[TAREFA CURTA A]
Pode reproduzir palavra por palavra o trecho da nota sobre tarifas que vai de "A lógica de" a "do consumidor americano."?

____ TRECHO CITADO

Nota sobre tarifas e o prejuízo de quem atira no pé

por Maria Luiza Falcão Silva

A partir de 1º de agosto de 2025, entrará em vigor nos Estados Unidos uma tarifa de 50% sobre produtos brasileiros como café, carne bovina, suco de laranja, frutas tropicais, aeronaves da Embraer dentre outros. A medida foi anunciada por Donald Trump em junho e é vista, nos meios diplomáticos e econômicos, como uma retaliação política disfarçada de ação comercial. O pretexto é a “falta de reciprocidade” e a “defesa da indústria americana”. Mas, ao analisarmos as bases econômicas dessa decisão, uma velha máxima da teoria do comércio internacional ressurge: às vezes, quem impõe tarifas sai mais prejudicado do que o país alvo.

Teoria econômica: o peso morto da tarifa

Desde os clássicos Adam Smith e David Ricardo, passando por Paul Krugman (Nobel de Economia) e Jagdish Bhagwati (economista indiano, conhecido pela sua defesa do livre comércio frente às críticas contra a globalização), a teoria econômica tem mostrado que tarifas comerciais reduzem o bem-estar do país que as impõe, exceto em casos muito específicos. Quando um país ergue barreiras à importação, ele encarece produtos para seus consumidores, reduz a variedade disponível, distorce os incentivos à inovação e protege ineficiências locais. O Estado até arrecada mais no curto prazo, mas o custo social, ou “peso morto” é maior do que o ganho fiscal.

Paul Krugman, sintetizou essa ideia dizendo que “o protecionismo é uma forma de impor sanções ao próprio país”. Já Joseph Stiglitz, também laureado com o Nobel, defende que “as tarifas são armas de curto alcance que frequentemente falham em proteger os empregos e agravam as desigualdades”.

A lógica de ganhos mútuos do comércio parte do princípio da vantagem comparativa: cada país se especializa no que faz melhor, todos saem ganhando. Quando se rompe essa lógica por razões políticas, o prejuízo tende a ser generalizado.

Tarifa ótima? Só na teoria e este não é o caso

Alguns teóricos como Harry Johnson e Robert Torrens já tentaram argumentar que países grandes podem usar tarifas para melhorar seus termos de troca: pagar menos por importações e receber mais por exportações. É a chamada “tarifa ótima”. Mas o caso atual não se encaixa nesse modelo. Primeiro, porque os EUA têm superávit comercial com o Brasil, ou seja, vendem mais do que compram. Segundo, porque os bens tarifados – café, suco de laranja, carne bovina – não têm substitutos locais em escala suficiente, o que encarecerá a vida do consumidor americano.

Como destacou o Financial Times em editorial publicado este mês, o tarifaço de Trump “parece mais um gesto de campanha do que uma estratégia comercial séria” e “vai gerar custos reais para as famílias americanas ao aumentar os preços do café da manhã” (FT, 25/07/2025).

________

[TAREFA CURTA B]
Cite exatamente, e somente elas, as linhas dos registros abaixo, da linha com "Itemize the components" até a linha com "x-tick-label: A bbox=[146, 367, 154, 379]", ambas incluídas.

____ DADOS EXTRAÍDOS

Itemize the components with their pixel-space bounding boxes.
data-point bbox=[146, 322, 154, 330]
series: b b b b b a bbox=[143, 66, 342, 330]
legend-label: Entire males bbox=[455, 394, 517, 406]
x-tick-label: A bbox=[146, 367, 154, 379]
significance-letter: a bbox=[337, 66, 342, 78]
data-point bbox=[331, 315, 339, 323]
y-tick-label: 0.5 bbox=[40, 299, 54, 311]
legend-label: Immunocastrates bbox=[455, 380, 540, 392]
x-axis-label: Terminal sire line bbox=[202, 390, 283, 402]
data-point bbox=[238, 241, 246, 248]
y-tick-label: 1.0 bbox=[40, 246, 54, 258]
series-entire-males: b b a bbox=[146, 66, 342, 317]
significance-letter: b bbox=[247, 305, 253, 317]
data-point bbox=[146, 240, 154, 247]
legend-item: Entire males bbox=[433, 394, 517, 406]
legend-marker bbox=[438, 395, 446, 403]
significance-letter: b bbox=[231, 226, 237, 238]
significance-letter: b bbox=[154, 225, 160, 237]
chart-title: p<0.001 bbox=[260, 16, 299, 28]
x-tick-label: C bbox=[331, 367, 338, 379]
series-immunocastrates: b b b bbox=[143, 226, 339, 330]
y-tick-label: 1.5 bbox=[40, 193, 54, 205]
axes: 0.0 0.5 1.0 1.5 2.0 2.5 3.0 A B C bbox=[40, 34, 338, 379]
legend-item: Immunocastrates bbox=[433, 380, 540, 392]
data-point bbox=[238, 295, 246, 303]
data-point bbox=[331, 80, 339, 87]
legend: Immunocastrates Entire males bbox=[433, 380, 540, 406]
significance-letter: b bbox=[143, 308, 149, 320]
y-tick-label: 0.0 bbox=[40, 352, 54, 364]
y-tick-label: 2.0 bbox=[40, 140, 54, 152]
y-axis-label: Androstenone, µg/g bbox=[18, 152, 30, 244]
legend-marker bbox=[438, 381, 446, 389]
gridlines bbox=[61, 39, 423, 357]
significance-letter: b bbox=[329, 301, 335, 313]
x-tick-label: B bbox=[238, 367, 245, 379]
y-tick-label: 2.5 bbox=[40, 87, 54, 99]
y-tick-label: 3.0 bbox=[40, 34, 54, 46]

________
____ DADOS EXTRAÍDOS

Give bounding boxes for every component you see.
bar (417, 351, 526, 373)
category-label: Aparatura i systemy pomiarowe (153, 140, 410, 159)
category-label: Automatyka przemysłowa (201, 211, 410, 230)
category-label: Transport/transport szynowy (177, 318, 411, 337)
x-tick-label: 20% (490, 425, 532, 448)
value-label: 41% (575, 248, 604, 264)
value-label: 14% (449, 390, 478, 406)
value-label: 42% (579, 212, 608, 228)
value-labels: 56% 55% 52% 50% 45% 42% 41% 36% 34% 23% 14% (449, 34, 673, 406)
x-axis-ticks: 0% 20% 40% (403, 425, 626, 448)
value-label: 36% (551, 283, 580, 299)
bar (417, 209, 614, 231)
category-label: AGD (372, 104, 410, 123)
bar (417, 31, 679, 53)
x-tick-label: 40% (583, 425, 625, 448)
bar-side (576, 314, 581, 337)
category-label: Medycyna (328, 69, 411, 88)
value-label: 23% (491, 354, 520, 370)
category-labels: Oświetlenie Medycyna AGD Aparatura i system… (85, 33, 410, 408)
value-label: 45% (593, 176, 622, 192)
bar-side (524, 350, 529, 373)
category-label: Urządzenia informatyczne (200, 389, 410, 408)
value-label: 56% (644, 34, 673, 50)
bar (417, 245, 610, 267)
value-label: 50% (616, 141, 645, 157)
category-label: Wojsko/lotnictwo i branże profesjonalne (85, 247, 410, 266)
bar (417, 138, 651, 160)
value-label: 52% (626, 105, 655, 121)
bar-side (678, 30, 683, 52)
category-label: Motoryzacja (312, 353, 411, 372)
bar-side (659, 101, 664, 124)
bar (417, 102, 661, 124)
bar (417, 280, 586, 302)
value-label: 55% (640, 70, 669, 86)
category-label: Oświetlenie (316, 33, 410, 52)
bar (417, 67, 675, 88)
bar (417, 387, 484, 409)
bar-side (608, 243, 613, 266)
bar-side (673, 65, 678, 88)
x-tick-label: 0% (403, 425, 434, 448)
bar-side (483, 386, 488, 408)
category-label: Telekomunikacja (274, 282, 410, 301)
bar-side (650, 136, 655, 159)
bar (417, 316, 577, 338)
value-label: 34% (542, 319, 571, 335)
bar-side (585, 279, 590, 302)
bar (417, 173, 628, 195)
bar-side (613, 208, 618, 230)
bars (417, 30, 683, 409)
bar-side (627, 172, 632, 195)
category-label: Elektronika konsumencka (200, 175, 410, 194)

________
____ DADOS EXTRAÍDOS

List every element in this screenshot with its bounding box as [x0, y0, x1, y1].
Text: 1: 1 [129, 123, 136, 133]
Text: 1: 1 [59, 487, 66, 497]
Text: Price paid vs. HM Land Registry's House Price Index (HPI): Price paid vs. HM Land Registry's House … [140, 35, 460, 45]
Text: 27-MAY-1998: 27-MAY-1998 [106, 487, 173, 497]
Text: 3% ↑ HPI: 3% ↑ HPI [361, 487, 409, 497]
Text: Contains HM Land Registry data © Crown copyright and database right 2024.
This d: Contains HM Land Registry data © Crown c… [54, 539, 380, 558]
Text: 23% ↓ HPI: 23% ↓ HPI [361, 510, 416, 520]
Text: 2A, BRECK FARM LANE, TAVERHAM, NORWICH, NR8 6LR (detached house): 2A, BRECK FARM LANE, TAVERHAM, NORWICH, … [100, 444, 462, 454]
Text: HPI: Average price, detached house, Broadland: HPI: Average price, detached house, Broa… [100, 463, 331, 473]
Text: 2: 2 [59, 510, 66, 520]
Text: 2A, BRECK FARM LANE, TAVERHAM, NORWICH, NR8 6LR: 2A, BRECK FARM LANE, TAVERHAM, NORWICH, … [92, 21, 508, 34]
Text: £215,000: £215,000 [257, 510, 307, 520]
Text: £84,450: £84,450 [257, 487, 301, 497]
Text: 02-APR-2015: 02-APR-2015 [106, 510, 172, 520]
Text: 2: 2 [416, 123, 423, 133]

________

[RESOLUÇÃO COMENTADA A]
A lógica de ganhos mútuos do comércio parte do princípio da vantagem comparativa: cada país se especializa no que faz melhor, todos saem ganhando. Quando se rompe essa lógica por razões políticas, o prejuízo tende a ser generalizado.

Tarifa ótima? Só na teoria e este não é o caso

Alguns teóricos como Harry Johnson e Robert Torrens já tentaram argumentar que países grandes podem usar tarifas para melhorar seus termos de troca: pagar menos por importações e receber mais por exportações. É a chamada “tarifa ótima”. Mas o caso atual não se encaixa nesse modelo. Primeiro, porque os EUA têm superávit comercial com o Brasil, ou seja, vendem mais do que compram. Segundo, porque os bens tarifados – café, suco de laranja, carne bovina – não têm substitutos locais em escala suficiente, o que encarecerá a vida do consumidor americano.

[RESOLUÇÃO COMENTADA B]
Itemize the components with their pixel-space bounding boxes.
data-point bbox=[146, 322, 154, 330]
series: b b b b b a bbox=[143, 66, 342, 330]
legend-label: Entire males bbox=[455, 394, 517, 406]
x-tick-label: A bbox=[146, 367, 154, 379]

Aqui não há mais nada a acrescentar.